* [TASK TO COMPLETE]:
Say how many lines contain "ввиду"; the answer is the number alone.

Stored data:
>> Start

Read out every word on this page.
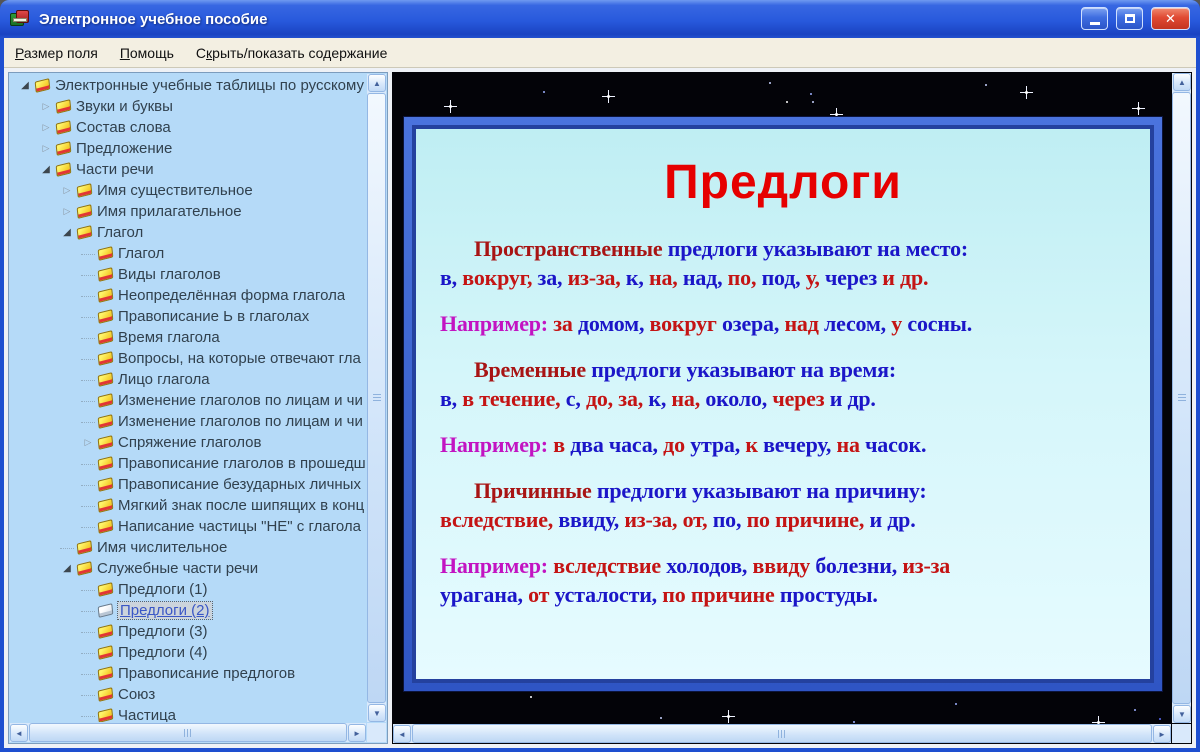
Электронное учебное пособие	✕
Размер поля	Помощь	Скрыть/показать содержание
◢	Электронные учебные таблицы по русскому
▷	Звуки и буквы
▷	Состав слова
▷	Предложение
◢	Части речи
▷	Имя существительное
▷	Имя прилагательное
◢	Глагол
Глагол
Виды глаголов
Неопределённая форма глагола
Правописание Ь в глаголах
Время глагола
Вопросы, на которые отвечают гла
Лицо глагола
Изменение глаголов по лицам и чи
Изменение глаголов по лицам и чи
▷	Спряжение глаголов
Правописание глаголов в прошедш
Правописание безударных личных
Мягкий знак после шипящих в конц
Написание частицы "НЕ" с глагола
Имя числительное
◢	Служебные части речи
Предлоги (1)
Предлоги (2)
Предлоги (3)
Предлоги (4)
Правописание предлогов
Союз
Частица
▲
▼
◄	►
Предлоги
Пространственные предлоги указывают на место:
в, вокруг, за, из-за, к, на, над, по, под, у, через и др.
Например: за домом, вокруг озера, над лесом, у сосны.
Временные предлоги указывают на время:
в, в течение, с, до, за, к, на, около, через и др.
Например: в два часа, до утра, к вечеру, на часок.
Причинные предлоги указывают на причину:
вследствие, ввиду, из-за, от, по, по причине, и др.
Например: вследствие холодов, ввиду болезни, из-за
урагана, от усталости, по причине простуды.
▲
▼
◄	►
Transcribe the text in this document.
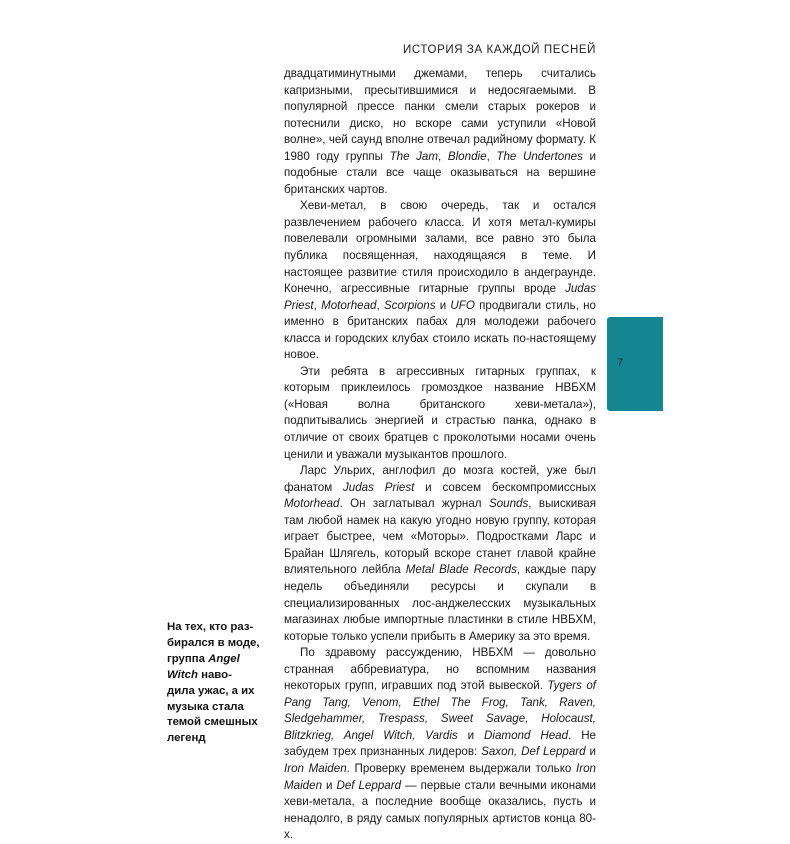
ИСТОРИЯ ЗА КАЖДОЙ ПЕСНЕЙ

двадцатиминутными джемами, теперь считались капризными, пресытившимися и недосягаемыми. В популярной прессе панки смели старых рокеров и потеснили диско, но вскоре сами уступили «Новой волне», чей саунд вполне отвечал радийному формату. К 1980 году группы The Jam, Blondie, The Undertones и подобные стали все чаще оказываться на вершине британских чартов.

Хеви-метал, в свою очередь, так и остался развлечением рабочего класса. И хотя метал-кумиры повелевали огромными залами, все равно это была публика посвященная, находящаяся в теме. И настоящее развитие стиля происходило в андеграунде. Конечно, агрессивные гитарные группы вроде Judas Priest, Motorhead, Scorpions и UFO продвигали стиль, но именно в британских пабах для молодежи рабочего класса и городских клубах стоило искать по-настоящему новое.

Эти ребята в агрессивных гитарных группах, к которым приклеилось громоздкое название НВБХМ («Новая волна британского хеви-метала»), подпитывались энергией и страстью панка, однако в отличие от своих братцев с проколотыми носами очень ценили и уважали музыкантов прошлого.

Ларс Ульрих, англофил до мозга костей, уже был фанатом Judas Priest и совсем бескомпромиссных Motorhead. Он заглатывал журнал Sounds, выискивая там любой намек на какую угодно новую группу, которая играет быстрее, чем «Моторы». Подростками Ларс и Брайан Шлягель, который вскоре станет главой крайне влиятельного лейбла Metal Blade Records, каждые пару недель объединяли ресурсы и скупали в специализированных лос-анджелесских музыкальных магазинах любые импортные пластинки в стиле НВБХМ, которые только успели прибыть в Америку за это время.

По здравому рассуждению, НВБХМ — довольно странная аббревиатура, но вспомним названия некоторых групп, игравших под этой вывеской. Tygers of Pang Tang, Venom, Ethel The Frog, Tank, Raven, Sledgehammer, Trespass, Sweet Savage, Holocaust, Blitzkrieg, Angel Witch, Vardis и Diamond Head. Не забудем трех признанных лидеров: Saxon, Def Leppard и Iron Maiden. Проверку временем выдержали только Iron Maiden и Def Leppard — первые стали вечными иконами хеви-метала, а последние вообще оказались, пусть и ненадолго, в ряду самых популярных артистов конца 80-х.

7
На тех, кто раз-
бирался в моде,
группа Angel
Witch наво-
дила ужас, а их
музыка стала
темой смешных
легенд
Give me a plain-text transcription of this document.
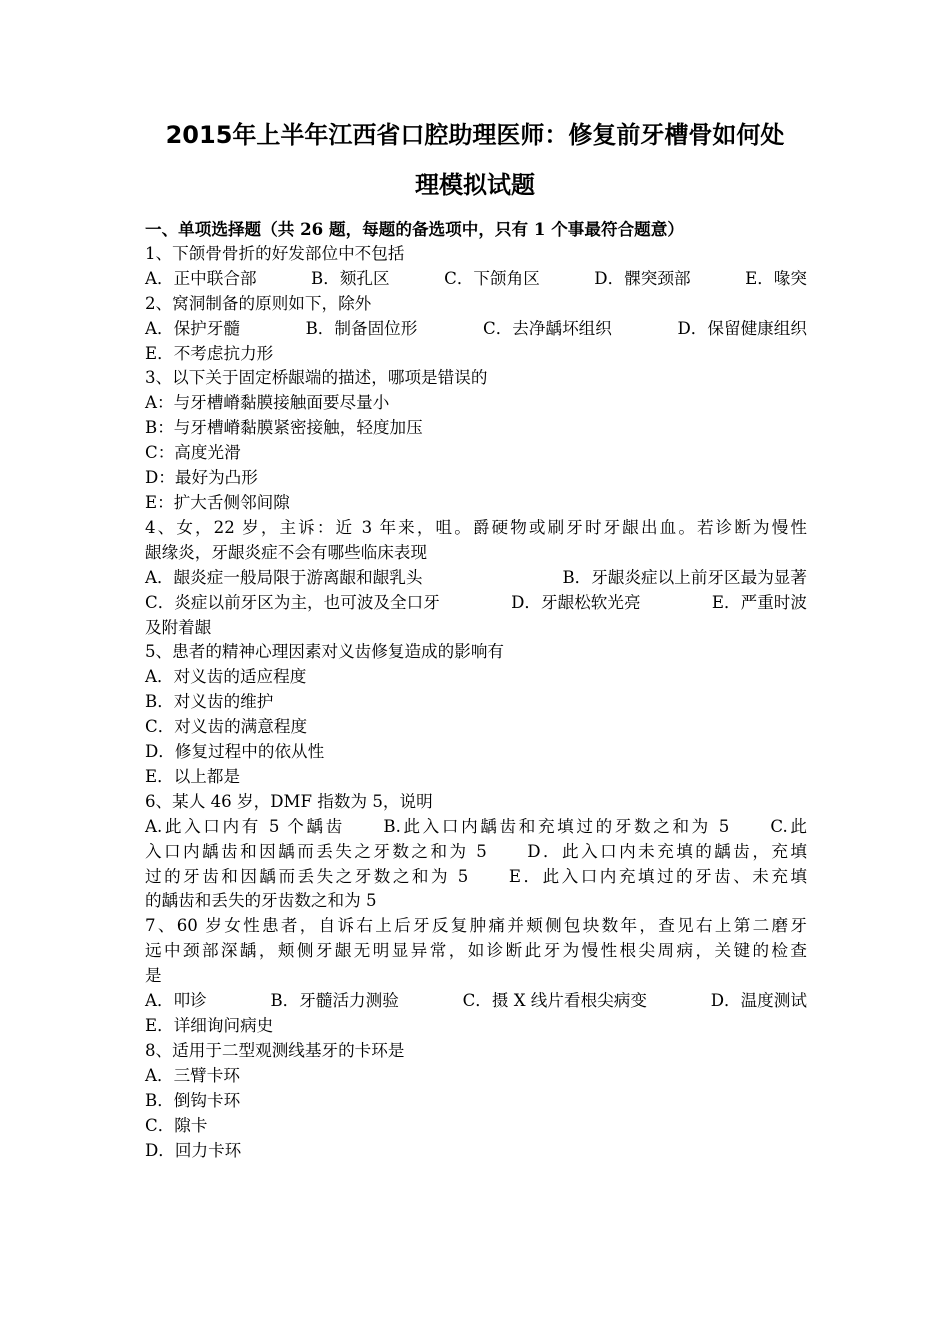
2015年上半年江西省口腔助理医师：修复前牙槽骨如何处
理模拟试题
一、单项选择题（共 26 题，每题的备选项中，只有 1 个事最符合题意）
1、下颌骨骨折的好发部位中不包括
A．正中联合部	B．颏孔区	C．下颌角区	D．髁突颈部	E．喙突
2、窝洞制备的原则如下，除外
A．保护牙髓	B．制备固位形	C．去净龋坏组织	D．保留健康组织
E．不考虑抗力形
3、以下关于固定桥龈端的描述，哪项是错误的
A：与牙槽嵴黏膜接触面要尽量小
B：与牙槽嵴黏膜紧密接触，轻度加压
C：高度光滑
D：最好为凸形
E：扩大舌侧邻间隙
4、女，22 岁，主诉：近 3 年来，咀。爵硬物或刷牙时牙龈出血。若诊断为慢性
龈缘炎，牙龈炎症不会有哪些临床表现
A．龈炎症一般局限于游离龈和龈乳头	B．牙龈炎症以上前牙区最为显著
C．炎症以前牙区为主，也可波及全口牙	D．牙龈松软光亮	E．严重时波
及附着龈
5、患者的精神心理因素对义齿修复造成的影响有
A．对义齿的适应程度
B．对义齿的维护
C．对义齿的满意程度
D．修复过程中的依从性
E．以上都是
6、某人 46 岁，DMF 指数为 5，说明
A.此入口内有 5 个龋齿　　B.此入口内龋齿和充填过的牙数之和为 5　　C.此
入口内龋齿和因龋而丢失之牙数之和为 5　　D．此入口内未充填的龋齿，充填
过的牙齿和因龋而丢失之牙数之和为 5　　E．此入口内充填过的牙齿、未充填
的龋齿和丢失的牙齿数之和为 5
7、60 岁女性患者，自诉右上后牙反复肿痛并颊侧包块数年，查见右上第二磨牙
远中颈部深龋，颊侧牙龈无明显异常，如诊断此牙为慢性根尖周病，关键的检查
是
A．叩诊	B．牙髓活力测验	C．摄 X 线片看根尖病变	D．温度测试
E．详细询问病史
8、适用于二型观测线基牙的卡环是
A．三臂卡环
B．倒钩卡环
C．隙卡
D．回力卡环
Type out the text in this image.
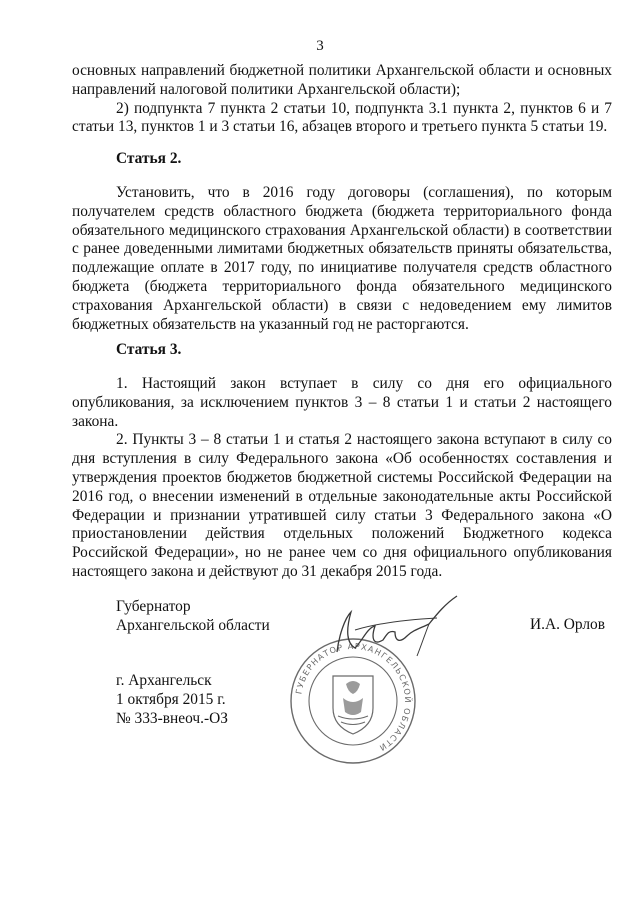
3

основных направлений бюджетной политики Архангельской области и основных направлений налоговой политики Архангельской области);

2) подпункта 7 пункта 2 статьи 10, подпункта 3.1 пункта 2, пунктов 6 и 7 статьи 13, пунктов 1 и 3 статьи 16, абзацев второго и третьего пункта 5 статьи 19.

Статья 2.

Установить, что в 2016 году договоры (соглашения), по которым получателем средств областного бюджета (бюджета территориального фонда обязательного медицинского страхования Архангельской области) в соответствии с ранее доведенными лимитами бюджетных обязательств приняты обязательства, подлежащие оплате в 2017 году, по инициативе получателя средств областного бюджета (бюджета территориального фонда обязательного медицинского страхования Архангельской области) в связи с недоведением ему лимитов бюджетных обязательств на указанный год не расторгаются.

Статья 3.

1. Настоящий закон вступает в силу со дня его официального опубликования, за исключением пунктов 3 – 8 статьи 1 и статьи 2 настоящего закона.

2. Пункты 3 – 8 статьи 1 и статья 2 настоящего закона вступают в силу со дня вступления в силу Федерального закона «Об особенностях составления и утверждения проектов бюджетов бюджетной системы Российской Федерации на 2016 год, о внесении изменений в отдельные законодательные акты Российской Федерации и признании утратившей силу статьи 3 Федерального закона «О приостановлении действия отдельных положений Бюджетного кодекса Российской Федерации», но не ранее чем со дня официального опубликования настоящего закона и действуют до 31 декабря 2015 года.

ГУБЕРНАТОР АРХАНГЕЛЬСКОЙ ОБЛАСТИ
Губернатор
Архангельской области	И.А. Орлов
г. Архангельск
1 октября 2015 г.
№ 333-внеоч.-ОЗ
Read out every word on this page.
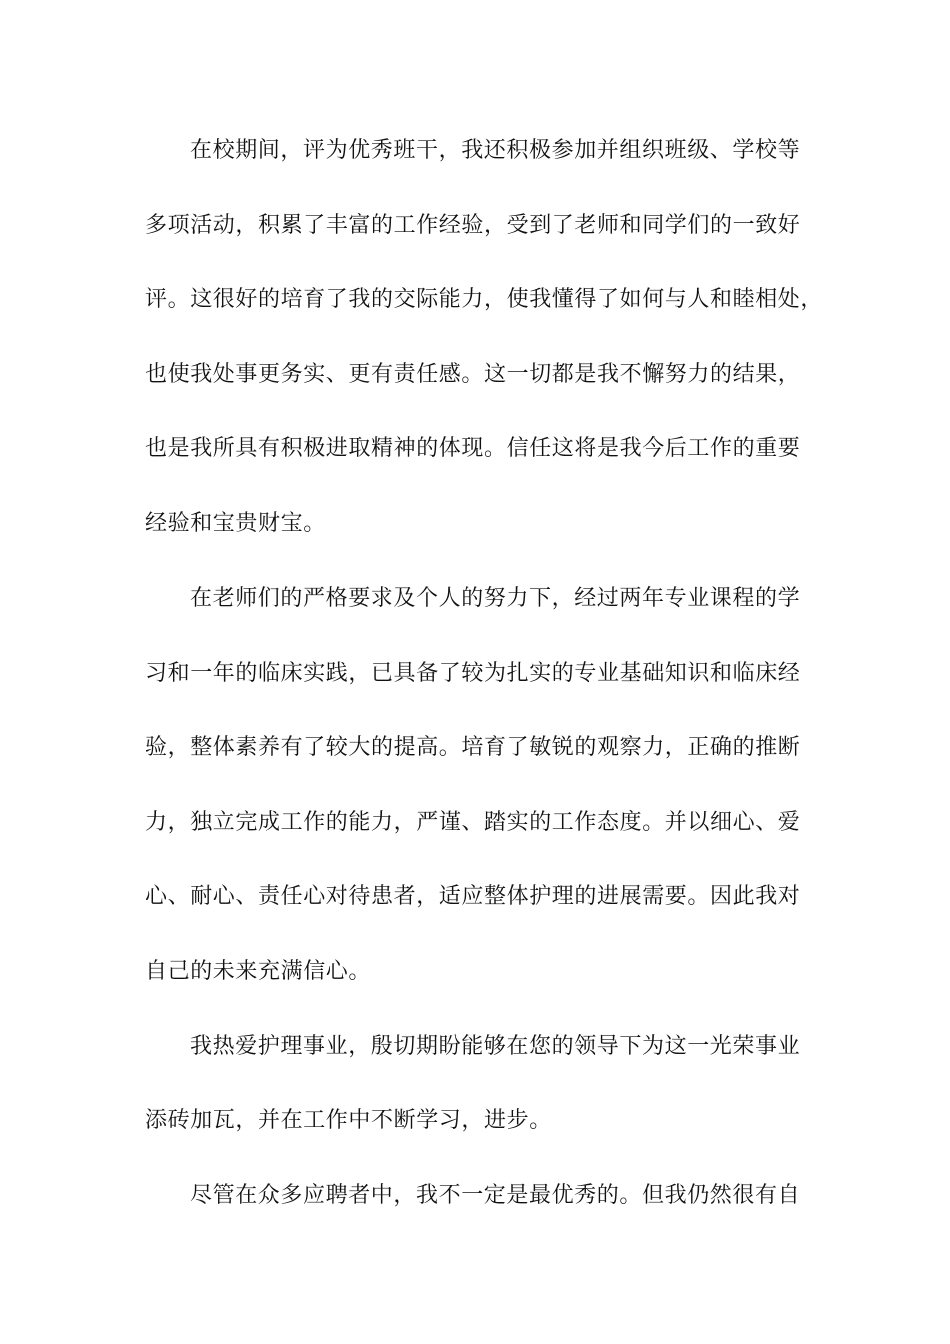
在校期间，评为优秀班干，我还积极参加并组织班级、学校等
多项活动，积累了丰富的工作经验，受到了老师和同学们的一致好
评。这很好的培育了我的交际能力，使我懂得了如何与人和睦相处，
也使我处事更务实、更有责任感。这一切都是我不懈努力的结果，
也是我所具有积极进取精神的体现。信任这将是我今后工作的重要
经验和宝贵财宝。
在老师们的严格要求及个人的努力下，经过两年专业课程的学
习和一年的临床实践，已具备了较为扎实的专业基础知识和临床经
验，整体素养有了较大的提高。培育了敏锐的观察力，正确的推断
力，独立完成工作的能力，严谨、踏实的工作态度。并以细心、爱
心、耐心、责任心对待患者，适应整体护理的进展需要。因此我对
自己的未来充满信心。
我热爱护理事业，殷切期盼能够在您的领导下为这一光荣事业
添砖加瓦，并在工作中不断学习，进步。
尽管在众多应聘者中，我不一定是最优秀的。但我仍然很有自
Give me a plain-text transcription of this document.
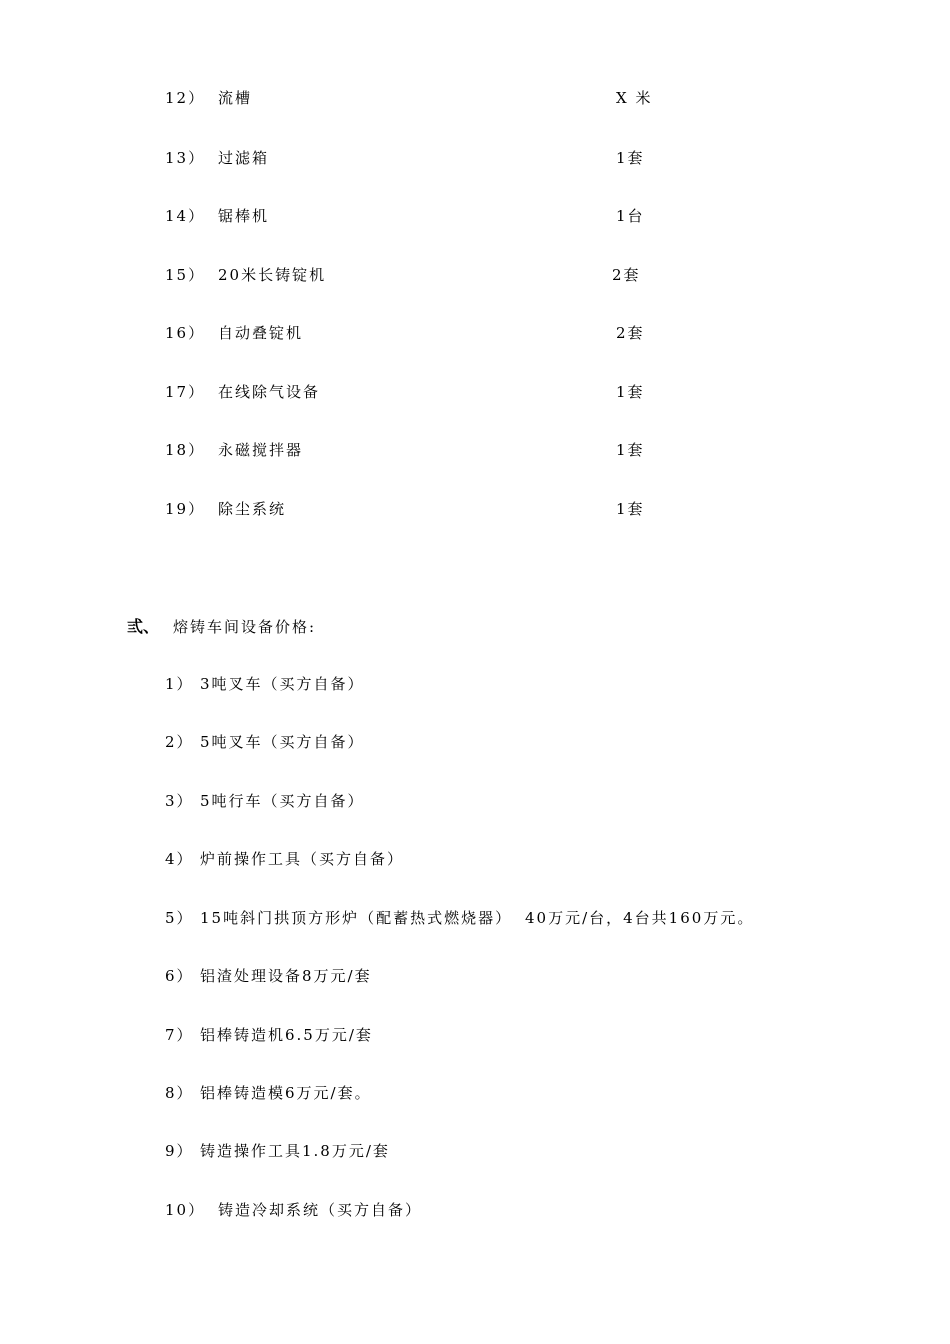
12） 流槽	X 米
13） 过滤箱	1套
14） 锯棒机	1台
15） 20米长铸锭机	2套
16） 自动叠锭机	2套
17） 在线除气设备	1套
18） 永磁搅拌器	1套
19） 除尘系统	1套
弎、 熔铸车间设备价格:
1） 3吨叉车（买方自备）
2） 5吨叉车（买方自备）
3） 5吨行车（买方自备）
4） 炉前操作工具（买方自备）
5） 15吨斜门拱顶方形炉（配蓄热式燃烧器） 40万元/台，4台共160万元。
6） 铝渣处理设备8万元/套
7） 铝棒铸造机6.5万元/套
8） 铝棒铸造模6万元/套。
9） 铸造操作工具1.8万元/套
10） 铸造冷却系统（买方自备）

>> End

* [EXERCISE ANSWER]:
2